Exercise task
Show all lines holding "отношении".

[Stored dataset items]
## START

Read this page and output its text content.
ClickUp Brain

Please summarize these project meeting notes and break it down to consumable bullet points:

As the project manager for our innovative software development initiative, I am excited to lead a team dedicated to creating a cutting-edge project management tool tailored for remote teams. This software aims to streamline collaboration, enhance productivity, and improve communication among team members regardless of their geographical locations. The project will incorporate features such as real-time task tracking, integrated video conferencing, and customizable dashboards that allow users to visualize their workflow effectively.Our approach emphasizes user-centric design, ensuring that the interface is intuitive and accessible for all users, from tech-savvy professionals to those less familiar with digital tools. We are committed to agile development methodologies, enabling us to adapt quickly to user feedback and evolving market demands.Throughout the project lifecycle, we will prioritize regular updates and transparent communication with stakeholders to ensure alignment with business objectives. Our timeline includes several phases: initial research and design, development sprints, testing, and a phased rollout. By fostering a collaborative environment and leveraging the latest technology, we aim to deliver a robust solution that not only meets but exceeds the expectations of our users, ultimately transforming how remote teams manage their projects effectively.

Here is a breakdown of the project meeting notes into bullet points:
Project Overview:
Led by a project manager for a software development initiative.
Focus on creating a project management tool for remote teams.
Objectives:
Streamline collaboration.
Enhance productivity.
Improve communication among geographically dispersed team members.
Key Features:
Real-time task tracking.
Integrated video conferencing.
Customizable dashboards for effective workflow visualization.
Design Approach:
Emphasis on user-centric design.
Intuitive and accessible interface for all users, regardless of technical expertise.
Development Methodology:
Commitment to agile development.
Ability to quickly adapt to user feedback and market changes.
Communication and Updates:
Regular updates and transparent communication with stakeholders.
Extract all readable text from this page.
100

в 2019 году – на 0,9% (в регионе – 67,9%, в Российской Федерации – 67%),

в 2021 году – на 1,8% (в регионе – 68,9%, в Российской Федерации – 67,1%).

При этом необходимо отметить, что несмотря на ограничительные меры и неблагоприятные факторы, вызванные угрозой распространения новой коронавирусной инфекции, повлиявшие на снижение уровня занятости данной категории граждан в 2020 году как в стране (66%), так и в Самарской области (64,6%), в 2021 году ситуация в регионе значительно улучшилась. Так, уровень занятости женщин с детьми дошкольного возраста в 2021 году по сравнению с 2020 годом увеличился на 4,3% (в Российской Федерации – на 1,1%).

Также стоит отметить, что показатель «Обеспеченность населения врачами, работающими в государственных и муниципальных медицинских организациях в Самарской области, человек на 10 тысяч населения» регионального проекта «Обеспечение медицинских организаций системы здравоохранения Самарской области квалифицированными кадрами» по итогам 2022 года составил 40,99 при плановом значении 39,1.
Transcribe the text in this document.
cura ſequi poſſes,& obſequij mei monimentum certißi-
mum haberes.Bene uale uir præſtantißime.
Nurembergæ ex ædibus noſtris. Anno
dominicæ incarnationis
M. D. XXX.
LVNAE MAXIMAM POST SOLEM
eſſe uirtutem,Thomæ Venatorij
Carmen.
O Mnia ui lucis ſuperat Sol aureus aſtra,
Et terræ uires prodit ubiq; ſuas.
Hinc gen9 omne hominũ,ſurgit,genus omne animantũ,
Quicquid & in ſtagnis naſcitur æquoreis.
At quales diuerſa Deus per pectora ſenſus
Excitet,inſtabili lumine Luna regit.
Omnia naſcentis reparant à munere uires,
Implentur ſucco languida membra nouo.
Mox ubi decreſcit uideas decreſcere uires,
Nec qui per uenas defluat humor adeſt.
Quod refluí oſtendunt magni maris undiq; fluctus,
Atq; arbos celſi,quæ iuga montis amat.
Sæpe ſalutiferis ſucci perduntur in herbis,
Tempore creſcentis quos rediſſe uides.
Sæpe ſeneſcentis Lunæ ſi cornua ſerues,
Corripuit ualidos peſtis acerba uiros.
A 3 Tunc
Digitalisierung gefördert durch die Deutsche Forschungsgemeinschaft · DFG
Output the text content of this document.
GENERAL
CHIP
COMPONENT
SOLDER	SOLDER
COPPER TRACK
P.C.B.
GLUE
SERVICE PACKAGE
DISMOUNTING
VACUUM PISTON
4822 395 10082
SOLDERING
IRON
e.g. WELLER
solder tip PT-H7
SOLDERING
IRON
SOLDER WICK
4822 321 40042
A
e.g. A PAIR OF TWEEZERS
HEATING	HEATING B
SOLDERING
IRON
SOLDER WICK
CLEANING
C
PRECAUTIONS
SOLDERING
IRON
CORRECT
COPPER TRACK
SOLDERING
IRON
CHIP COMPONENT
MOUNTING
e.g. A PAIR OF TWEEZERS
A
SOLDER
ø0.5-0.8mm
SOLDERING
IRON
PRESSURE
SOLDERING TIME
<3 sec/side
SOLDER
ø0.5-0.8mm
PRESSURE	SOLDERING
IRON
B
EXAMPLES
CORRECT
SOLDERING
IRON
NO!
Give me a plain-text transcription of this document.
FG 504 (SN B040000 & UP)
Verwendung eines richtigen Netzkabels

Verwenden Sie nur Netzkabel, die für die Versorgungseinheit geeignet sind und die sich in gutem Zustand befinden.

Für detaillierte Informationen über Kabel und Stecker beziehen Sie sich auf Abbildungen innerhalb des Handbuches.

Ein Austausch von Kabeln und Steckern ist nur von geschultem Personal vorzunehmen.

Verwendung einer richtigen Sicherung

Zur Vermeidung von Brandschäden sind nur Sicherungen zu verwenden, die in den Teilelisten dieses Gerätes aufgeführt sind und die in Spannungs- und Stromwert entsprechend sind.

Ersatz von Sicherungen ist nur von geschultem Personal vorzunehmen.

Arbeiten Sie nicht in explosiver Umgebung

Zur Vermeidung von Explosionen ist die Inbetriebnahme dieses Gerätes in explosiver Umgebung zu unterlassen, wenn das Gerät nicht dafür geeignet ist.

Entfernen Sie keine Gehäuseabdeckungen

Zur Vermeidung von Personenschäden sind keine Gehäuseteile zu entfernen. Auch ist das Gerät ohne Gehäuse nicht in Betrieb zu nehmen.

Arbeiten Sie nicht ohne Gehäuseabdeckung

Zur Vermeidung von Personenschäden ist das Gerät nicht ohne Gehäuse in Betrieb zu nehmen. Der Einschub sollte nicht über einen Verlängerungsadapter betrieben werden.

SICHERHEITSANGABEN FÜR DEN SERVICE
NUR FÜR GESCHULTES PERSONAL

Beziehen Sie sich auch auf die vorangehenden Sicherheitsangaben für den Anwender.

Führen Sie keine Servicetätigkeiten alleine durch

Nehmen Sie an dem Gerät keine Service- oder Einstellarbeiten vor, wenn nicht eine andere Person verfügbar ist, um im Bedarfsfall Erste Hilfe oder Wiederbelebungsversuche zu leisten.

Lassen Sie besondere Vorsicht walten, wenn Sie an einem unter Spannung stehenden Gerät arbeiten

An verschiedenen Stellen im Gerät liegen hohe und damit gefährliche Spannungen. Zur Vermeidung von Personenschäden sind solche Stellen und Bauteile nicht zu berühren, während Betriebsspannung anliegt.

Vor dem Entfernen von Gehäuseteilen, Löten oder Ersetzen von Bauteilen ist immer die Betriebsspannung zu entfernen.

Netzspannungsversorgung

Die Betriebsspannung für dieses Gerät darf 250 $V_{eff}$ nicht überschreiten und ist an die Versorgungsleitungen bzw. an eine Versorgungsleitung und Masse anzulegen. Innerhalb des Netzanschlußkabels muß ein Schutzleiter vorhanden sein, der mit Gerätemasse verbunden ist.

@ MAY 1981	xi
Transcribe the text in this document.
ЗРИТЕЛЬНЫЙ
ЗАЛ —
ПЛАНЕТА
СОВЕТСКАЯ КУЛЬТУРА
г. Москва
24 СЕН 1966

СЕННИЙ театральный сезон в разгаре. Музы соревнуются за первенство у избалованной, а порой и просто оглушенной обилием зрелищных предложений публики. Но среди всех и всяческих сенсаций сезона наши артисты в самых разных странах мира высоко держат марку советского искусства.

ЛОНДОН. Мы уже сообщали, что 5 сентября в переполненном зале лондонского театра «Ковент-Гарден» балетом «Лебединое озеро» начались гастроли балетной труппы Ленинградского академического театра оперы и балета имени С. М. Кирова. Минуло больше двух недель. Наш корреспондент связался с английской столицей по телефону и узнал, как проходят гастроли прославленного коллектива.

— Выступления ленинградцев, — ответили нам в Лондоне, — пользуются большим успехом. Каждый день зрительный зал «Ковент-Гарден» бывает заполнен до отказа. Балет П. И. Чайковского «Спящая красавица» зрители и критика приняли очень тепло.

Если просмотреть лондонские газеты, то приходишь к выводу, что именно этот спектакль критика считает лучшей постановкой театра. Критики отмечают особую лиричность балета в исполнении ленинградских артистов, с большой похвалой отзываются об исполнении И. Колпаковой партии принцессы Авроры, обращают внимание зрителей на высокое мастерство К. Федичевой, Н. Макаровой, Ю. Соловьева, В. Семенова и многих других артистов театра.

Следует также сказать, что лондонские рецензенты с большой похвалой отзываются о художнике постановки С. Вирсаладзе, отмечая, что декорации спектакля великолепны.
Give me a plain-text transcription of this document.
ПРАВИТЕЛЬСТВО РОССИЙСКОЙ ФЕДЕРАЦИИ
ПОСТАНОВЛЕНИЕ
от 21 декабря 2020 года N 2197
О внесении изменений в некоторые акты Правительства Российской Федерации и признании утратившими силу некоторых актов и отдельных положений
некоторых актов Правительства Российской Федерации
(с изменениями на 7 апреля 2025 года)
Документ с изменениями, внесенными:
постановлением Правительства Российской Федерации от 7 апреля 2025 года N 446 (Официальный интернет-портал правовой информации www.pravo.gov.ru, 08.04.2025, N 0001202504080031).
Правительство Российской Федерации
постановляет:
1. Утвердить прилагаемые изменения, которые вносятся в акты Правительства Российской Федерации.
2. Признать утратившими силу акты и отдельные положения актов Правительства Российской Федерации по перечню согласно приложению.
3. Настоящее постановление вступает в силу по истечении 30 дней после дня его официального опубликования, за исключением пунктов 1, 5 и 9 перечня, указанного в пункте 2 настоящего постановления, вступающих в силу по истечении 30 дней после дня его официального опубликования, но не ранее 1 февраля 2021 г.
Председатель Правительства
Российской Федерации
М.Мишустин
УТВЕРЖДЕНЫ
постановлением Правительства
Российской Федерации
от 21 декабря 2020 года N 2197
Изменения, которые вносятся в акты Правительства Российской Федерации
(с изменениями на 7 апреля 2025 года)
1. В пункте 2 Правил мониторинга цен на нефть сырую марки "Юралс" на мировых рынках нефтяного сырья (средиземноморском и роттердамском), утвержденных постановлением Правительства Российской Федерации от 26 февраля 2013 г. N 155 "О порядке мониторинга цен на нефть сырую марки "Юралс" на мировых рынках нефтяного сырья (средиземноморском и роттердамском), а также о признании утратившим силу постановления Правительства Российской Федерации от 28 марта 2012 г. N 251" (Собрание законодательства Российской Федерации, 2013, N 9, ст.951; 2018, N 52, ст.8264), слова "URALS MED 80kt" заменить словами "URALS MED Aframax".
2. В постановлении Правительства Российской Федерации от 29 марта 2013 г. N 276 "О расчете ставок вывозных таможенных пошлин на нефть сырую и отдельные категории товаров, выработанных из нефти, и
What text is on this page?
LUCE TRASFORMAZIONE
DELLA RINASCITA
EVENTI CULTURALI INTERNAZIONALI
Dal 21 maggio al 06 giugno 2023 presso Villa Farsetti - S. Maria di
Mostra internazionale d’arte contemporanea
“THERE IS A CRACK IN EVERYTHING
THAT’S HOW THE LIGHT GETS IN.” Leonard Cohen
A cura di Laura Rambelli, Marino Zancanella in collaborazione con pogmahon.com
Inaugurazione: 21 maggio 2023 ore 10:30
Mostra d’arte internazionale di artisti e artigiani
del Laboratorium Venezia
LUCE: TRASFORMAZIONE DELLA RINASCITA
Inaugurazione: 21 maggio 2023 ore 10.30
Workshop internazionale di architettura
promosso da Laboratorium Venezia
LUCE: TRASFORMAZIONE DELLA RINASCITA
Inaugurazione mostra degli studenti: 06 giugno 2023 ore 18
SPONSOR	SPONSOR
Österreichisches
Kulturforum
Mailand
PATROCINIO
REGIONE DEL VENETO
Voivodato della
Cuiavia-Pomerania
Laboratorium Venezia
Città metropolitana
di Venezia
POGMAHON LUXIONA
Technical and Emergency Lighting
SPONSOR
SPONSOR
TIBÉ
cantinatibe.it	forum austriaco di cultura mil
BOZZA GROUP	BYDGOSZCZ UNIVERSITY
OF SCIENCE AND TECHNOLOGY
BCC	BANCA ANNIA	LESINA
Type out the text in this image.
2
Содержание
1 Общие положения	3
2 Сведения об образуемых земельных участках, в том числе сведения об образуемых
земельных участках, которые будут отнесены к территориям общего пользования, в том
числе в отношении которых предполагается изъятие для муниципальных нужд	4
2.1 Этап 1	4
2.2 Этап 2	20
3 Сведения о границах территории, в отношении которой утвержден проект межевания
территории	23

## END

Response to this task
числе в отношении которых предполагается изъятие для муниципальных нужд	4
3 Сведения о границах территории, в отношении которой утвержден проект межевания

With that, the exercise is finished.